- _AIM_
Pull every line containing the word "page" from the records.

##############################

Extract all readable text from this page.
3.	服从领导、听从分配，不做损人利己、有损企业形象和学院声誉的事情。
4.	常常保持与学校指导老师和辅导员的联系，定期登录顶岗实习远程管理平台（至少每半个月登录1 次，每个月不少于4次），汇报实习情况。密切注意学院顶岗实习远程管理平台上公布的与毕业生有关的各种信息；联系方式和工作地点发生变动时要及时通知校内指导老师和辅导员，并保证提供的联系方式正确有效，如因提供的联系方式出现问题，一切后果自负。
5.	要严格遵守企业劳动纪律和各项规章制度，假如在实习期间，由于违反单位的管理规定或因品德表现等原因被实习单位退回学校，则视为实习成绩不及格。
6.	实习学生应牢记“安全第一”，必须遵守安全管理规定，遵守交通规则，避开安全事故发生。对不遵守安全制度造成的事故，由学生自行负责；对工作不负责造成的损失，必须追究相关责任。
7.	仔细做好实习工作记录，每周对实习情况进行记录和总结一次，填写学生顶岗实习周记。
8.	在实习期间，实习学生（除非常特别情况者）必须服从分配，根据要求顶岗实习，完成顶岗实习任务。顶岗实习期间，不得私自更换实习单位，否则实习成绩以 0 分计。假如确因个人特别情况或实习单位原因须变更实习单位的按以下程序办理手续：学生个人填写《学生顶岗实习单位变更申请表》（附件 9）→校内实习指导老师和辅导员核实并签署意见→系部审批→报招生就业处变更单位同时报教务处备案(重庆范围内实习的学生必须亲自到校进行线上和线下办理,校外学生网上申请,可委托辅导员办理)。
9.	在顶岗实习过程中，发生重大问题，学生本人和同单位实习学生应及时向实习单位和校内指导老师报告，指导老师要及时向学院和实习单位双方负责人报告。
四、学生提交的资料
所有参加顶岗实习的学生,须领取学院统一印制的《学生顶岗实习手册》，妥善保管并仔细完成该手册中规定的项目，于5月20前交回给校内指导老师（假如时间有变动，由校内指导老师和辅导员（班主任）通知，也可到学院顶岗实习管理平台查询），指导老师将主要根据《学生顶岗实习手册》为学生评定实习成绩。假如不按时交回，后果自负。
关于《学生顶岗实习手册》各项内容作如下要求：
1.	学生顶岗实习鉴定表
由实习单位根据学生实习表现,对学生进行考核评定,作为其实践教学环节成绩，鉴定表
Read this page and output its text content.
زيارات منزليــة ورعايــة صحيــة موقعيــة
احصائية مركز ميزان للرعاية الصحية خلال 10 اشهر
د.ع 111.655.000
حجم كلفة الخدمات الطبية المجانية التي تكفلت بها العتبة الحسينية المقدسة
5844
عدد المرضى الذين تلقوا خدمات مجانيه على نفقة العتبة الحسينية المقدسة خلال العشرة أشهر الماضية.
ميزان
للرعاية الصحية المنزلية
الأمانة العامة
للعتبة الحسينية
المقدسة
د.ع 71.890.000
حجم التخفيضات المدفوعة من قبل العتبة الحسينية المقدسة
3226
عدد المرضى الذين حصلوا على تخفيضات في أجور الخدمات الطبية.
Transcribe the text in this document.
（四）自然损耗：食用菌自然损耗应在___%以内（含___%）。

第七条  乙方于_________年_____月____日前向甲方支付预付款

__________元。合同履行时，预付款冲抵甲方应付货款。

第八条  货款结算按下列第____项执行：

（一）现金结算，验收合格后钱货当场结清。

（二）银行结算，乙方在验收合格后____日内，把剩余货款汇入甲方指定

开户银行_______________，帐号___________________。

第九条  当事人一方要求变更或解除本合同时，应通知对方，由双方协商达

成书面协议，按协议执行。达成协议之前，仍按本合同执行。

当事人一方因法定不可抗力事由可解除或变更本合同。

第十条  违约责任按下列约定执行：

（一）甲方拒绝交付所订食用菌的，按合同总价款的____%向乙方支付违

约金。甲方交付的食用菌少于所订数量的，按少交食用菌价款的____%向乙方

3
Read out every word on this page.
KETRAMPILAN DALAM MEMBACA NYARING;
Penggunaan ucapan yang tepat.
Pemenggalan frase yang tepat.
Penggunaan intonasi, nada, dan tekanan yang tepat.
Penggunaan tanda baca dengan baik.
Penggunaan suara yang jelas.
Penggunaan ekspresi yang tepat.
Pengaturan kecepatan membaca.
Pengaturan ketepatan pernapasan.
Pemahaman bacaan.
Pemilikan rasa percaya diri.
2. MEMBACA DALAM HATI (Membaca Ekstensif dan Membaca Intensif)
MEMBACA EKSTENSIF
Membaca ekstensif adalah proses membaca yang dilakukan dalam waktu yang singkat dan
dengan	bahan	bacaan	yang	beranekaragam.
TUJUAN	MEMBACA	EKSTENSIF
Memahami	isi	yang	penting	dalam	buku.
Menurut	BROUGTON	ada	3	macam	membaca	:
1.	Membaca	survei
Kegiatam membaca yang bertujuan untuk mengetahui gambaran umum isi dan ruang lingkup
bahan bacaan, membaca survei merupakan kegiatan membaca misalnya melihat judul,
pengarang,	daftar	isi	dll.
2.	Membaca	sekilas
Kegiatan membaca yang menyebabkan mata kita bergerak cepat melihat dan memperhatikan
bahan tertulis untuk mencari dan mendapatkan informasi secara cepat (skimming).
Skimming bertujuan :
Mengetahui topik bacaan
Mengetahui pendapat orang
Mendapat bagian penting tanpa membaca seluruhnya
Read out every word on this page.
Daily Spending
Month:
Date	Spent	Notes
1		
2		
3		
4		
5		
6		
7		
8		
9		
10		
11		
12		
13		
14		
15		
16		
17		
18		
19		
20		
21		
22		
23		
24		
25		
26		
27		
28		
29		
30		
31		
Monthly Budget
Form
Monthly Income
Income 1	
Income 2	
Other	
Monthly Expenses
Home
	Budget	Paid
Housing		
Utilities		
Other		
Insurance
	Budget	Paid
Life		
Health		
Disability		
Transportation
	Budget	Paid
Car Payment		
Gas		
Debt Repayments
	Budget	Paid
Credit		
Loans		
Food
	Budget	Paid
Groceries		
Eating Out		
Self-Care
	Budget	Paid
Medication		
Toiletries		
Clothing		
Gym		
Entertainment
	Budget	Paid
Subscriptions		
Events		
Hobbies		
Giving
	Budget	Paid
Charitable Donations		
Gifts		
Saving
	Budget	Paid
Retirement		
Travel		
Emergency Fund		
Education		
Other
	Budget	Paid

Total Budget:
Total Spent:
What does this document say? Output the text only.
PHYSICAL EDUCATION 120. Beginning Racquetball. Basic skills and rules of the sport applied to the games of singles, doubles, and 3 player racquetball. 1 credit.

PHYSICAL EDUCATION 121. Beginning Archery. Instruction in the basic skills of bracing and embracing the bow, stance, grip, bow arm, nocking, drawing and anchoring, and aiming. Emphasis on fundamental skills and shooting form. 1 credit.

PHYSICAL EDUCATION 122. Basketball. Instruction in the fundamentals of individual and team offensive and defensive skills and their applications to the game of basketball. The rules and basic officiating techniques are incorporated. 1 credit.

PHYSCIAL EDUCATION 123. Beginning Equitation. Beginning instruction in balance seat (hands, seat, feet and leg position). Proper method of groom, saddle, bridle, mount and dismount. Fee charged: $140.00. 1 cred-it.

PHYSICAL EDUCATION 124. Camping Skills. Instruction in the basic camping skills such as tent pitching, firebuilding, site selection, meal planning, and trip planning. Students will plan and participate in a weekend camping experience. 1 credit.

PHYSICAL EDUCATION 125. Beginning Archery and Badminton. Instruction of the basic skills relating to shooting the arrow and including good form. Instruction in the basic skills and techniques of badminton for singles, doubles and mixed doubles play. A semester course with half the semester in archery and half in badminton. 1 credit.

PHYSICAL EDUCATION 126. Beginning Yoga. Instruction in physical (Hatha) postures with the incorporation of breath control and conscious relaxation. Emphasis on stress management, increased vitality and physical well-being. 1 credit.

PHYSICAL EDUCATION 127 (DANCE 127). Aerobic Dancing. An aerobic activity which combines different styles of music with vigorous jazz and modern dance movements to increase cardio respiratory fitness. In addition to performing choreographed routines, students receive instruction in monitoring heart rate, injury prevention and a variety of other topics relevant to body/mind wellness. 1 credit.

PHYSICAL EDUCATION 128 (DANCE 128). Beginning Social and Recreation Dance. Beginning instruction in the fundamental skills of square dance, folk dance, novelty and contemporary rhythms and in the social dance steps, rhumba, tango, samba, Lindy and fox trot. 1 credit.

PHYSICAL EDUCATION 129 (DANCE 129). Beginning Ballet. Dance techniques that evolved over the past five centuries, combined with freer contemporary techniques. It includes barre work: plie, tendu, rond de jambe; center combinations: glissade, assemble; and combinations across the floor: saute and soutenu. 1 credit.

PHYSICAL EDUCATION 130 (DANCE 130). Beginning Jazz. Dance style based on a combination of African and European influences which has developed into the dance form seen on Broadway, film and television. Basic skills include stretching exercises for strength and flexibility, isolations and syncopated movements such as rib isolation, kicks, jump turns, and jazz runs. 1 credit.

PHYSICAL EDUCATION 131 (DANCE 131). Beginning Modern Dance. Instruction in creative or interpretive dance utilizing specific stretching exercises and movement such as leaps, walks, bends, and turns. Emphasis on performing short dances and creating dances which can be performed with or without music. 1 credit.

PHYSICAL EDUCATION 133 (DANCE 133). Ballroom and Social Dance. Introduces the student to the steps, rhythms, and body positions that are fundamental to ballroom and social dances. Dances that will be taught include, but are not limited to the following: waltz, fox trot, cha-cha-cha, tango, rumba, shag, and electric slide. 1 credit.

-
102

##############################

- _EXERCISE RESPONSE_
Extract all readable text from this page.
Read this page and output its text content.
Read out every word on this page.
Read out every word on this page.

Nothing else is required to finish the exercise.